## EXERCISE DESCRIPTION
Copy out all lines where "legend" appears.

## INPUT FOR THIS TASK
----------

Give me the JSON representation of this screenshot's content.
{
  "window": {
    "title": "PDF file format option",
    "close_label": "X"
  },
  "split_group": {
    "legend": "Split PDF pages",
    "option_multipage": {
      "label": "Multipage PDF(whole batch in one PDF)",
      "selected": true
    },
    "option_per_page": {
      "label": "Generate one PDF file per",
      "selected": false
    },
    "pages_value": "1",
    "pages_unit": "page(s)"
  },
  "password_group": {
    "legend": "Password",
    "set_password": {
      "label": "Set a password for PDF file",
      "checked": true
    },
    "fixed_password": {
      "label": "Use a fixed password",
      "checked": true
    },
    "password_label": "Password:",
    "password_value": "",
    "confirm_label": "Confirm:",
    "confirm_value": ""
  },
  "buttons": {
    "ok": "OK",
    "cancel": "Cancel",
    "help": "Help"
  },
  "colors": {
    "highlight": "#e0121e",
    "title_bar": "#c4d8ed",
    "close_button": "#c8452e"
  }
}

----------

## COMPLETE OUTPUT
    "legend": "Split PDF pages",
    "legend": "Password",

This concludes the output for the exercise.